# [Brief]
Set down each line of the material that follows, exactly, with no pictures.

# [Material for the task]
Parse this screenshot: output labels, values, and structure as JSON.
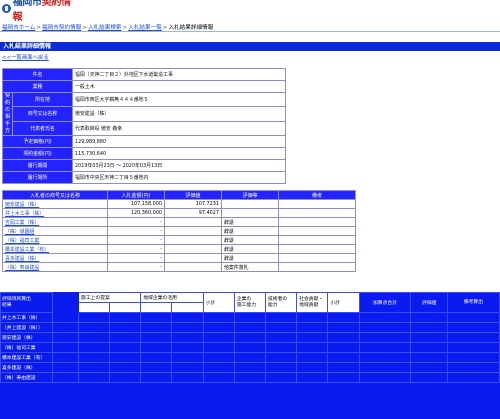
{
  "site": {
    "logo_text": "福岡市",
    "logo_red": "契約情報"
  },
  "breadcrumb": {
    "items": [
      "福岡市ホーム",
      "福岡市契約情報",
      "入札結果検索",
      "入札結果一覧"
    ],
    "separator": ">",
    "current": "入札結果詳細情報"
  },
  "section_title": "入札結果詳細情報",
  "back_link": "<<一覧画面へ戻る",
  "detail": {
    "group_label": "契約の相手方",
    "rows": [
      {
        "label": "件名",
        "value": "福岡（天神二丁目２）外地区下水道築造工事"
      },
      {
        "label": "業種",
        "value": "一般土木"
      },
      {
        "label": "所在地",
        "value": "福岡市西区大字鵜無４４４番地５"
      },
      {
        "label": "商号又は名称",
        "value": "徳安建設（株）"
      },
      {
        "label": "代表者氏名",
        "value": "代表取締役 徳安 義幸"
      },
      {
        "label": "予定価格(円)",
        "value": "129,989,880"
      },
      {
        "label": "契約金額(円)",
        "value": "115,730,640"
      },
      {
        "label": "履行期間",
        "value": "2019年03月23日 ～ 2020年03月13日"
      },
      {
        "label": "履行場所",
        "value": "福岡市中央区天神二丁目５番地内"
      }
    ]
  },
  "bids": {
    "headers": [
      "入札者の商号又は名称",
      "入札金額(円)",
      "評価値",
      "評価等",
      "備考"
    ],
    "rows": [
      {
        "name": "徳安建設（株）",
        "amount": "107,158,000",
        "score": "107.7231",
        "note": "",
        "remark": ""
      },
      {
        "name": "井上木工事（株）",
        "amount": "120,360,000",
        "score": "97.4027",
        "note": "",
        "remark": ""
      },
      {
        "name": "吉岡工業（株）",
        "amount": "-",
        "score": "",
        "note": "辞退",
        "remark": ""
      },
      {
        "name": "（株）城園組",
        "amount": "-",
        "score": "",
        "note": "辞退",
        "remark": ""
      },
      {
        "name": "（株）福司工業",
        "amount": "-",
        "score": "",
        "note": "辞退",
        "remark": ""
      },
      {
        "name": "橋本建設工業（有）",
        "amount": "-",
        "score": "",
        "note": "辞退",
        "remark": ""
      },
      {
        "name": "喜多建設（株）",
        "amount": "-",
        "score": "",
        "note": "辞退",
        "remark": ""
      },
      {
        "name": "（株）寿由建設",
        "amount": "-",
        "score": "",
        "note": "他案件落札",
        "remark": ""
      }
    ]
  },
  "evaluation": {
    "top_left": "評価項目算出\n結果",
    "sub_headers": [
      "施工上の提案",
      "地域企業の活用"
    ],
    "headers": [
      "小計",
      "企業の\n施工能力",
      "技術者の\n能力",
      "社会貢献・\n地域貢献",
      "小計",
      "加算点合計",
      "評価値",
      "備考算出"
    ],
    "rows": [
      {
        "cells": [
          "井上木工事（株）",
          "",
          "",
          "",
          "",
          "",
          "",
          "",
          "",
          "",
          "",
          "",
          ""
        ]
      },
      {
        "cells": [
          "（井上建設（株））",
          "",
          "",
          "",
          "",
          "",
          "",
          "",
          "",
          "",
          "",
          "",
          ""
        ]
      },
      {
        "cells": [
          "徳安建設（株）",
          "",
          "",
          "",
          "",
          "",
          "",
          "",
          "",
          "",
          "",
          "",
          ""
        ]
      },
      {
        "cells": [
          "（株）福司工業",
          "",
          "",
          "",
          "",
          "",
          "",
          "",
          "",
          "",
          "",
          "",
          ""
        ]
      },
      {
        "cells": [
          "橋本建設工業（有）",
          "",
          "",
          "",
          "",
          "",
          "",
          "",
          "",
          "",
          "",
          "",
          ""
        ]
      },
      {
        "cells": [
          "喜多建設（株）",
          "",
          "",
          "",
          "",
          "",
          "",
          "",
          "",
          "",
          "",
          "",
          ""
        ]
      },
      {
        "cells": [
          "（株）寿由建設",
          "",
          "",
          "",
          "",
          "",
          "",
          "",
          "",
          "",
          "",
          "",
          ""
        ]
      }
    ]
  }
}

# [Written answer]
Parse this screenshot: output labels, values, and structure as JSON.
{
  "site": {
    "logo_text": "福岡市",
    "logo_red": "契約情報"
  },
  "breadcrumb": {
    "items": [
      "福岡市ホーム",
      "福岡市契約情報",
      "入札結果検索",
      "入札結果一覧"
    ],
    "separator": ">",
    "current": "入札結果詳細情報"
  },
  "section_title": "入札結果詳細情報",
  "back_link": "<<一覧画面へ戻る",
  "detail": {
    "group_label": "契約の相手方",
    "rows": [
      {
        "label": "件名",
        "value": "福岡（天神二丁目２）外地区下水道築造工事"
      },
      {
        "label": "業種",
        "value": "一般土木"
      },
      {
        "label": "所在地",
        "value": "福岡市西区大字鵜無４４４番地５"
      },
      {
        "label": "商号又は名称",
        "value": "徳安建設（株）"
      },
      {
        "label": "代表者氏名",
        "value": "代表取締役 徳安 義幸"
      },
      {
        "label": "予定価格(円)",
        "value": "129,989,880"
      },
      {
        "label": "契約金額(円)",
        "value": "115,730,640"
      },
      {
        "label": "履行期間",
        "value": "2019年03月23日 ～ 2020年03月13日"
      },
      {
        "label": "履行場所",
        "value": "福岡市中央区天神二丁目５番地内"
      }
    ]
  },
  "bids": {
    "headers": [
      "入札者の商号又は名称",
      "入札金額(円)",
      "評価値",
      "評価等",
      "備考"
    ],
    "rows": [
      {
        "name": "徳安建設（株）",
        "amount": "107,158,000",
        "score": "107.7231",
        "note": "",
        "remark": ""
      },
      {
        "name": "井上木工事（株）",
        "amount": "120,360,000",
        "score": "97.4027",
        "note": "",
        "remark": ""
      },
      {
        "name": "吉岡工業（株）",
        "amount": "-",
        "score": "",
        "note": "辞退",
        "remark": ""
      },
      {
        "name": "（株）城園組",
        "amount": "-",
        "score": "",
        "note": "辞退",
        "remark": ""
      },
      {
        "name": "（株）福司工業",
        "amount": "-",
        "score": "",
        "note": "辞退",
        "remark": ""
      },
      {
        "name": "橋本建設工業（有）",
        "amount": "-",
        "score": "",
        "note": "辞退",
        "remark": ""
      },
      {
        "name": "喜多建設（株）",
        "amount": "-",
        "score": "",
        "note": "辞退",
        "remark": ""
      },
      {
        "name": "（株）寿由建設",
        "amount": "-",
        "score": "",
        "note": "他案件落札",
        "remark": ""
      }
    ]
  },
  "evaluation": {
    "top_left": "評価項目算出\n結果",
    "sub_headers": [
      "施工上の提案",
      "地域企業の活用"
    ],
    "headers": [
      "小計",
      "企業の\n施工能力",
      "技術者の\n能力",
      "社会貢献・\n地域貢献",
      "小計",
      "加算点合計",
      "評価値",
      "備考算出"
    ],
    "rows": [
      {
        "cells": [
          "井上木工事（株）",
          "",
          "",
          "",
          "",
          "",
          "",
          "",
          "",
          "",
          "",
          "",
          ""
        ]
      },
      {
        "cells": [
          "（井上建設（株））",
          "",
          "",
          "",
          "",
          "",
          "",
          "",
          "",
          "",
          "",
          "",
          ""
        ]
      },
      {
        "cells": [
          "徳安建設（株）",
          "",
          "",
          "",
          "",
          "",
          "",
          "",
          "",
          "",
          "",
          "",
          ""
        ]
      },
      {
        "cells": [
          "（株）福司工業",
          "",
          "",
          "",
          "",
          "",
          "",
          "",
          "",
          "",
          "",
          "",
          ""
        ]
      },
      {
        "cells": [
          "橋本建設工業（有）",
          "",
          "",
          "",
          "",
          "",
          "",
          "",
          "",
          "",
          "",
          "",
          ""
        ]
      },
      {
        "cells": [
          "喜多建設（株）",
          "",
          "",
          "",
          "",
          "",
          "",
          "",
          "",
          "",
          "",
          "",
          ""
        ]
      },
      {
        "cells": [
          "（株）寿由建設",
          "",
          "",
          "",
          "",
          "",
          "",
          "",
          "",
          "",
          "",
          "",
          ""
        ]
      }
    ]
  }
}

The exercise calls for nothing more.